- What you should do -
Reproduce the item below word for word, leaving out the picture.

◆ ◆ ◆ ◆ ◆ ◆ ◆

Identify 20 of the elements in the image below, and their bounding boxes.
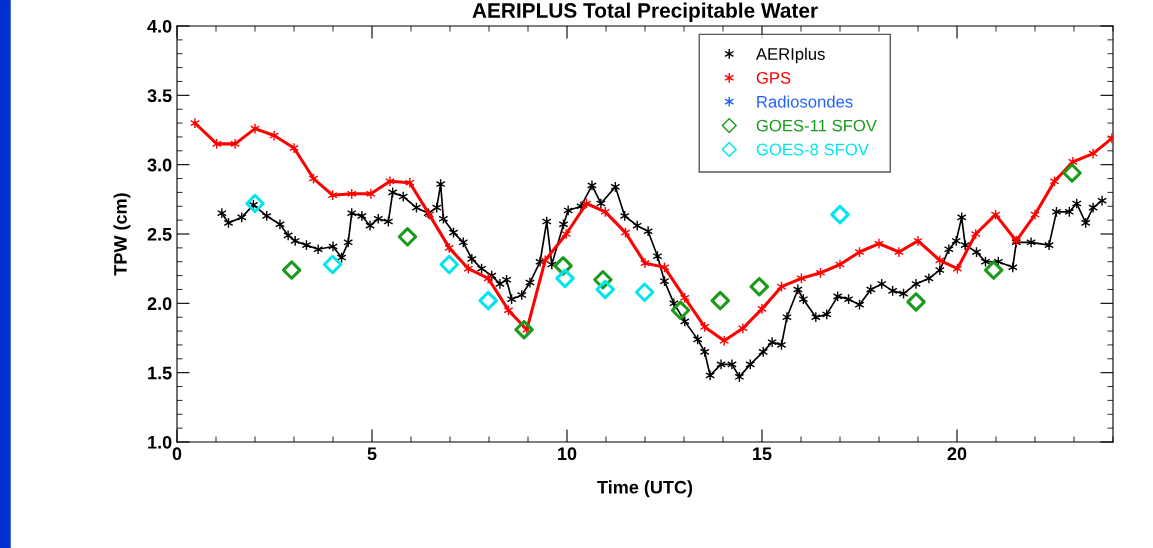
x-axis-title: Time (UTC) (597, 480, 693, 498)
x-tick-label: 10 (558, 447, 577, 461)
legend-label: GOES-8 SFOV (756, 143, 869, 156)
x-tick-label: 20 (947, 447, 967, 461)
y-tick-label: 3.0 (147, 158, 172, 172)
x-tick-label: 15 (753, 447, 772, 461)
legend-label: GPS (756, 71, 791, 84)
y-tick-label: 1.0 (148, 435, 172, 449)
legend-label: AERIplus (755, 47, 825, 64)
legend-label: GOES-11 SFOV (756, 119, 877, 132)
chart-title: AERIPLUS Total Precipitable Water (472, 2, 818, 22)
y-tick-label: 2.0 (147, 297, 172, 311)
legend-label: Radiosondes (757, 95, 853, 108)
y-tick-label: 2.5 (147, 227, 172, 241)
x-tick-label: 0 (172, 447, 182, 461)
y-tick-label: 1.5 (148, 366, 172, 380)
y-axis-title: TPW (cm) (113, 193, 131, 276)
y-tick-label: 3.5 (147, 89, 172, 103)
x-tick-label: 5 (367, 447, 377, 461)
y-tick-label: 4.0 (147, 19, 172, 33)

◆ ◆ ◆ ◆ ◆ ◆ ◆

- Exercise response -
Identify 20 of the elements in the image below, and their bounding boxes.
x-axis-title: Time (UTC) (597, 480, 693, 498)
x-tick-label: 10 (558, 447, 577, 461)
legend-label: GOES-8 SFOV (756, 143, 869, 156)
x-tick-label: 20 (947, 447, 967, 461)
y-tick-label: 3.0 (147, 158, 172, 172)
x-tick-label: 15 (753, 447, 772, 461)
legend-label: GPS (756, 71, 791, 84)
y-tick-label: 1.0 (148, 435, 172, 449)
legend-label: AERIplus (755, 47, 825, 64)
legend-label: GOES-11 SFOV (756, 119, 877, 132)
chart-title: AERIPLUS Total Precipitable Water (472, 2, 818, 22)
y-tick-label: 2.0 (147, 297, 172, 311)
legend-label: Radiosondes (757, 95, 853, 108)
y-tick-label: 2.5 (147, 227, 172, 241)
x-tick-label: 0 (172, 447, 182, 461)
y-tick-label: 1.5 (148, 366, 172, 380)
y-axis-title: TPW (cm) (113, 193, 131, 276)
y-tick-label: 3.5 (147, 89, 172, 103)
x-tick-label: 5 (367, 447, 377, 461)
y-tick-label: 4.0 (147, 19, 172, 33)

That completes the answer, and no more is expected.